> **Task instructions**
Of the lines in the listing below, how many hold "OPTIONS"? Answer with the number only.

-- Start --

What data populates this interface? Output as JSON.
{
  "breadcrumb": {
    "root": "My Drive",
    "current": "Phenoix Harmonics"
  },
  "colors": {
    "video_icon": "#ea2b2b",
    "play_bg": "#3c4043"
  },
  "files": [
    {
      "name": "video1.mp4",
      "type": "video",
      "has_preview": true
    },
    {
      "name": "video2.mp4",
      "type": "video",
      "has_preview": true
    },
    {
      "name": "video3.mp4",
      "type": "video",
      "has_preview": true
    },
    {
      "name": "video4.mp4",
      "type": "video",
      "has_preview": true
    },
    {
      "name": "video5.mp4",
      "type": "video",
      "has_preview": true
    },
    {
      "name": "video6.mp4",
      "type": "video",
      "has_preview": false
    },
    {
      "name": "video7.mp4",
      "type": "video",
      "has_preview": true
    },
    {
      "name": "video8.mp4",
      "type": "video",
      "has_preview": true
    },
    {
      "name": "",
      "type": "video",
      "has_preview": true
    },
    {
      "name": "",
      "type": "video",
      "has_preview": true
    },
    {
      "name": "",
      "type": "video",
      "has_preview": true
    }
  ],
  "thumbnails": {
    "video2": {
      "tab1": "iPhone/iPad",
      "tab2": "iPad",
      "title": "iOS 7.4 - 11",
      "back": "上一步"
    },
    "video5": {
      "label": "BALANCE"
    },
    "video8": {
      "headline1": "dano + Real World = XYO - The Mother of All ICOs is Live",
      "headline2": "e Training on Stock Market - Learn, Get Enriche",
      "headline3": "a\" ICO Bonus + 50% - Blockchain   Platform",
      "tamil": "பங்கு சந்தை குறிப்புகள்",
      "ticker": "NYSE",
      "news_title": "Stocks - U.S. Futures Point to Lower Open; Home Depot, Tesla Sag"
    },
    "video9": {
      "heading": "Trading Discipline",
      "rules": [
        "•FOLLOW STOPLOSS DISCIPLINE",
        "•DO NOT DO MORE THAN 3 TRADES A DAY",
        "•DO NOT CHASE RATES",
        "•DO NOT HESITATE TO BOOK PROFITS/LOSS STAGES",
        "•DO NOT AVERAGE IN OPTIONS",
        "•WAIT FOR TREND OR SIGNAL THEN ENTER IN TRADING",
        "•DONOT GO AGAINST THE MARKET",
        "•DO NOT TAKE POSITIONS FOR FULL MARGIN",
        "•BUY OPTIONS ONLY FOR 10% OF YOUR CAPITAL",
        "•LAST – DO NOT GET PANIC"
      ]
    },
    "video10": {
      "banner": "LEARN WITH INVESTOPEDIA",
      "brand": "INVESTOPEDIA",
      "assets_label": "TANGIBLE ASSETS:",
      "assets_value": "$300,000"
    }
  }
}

-- End --

> **In response**
2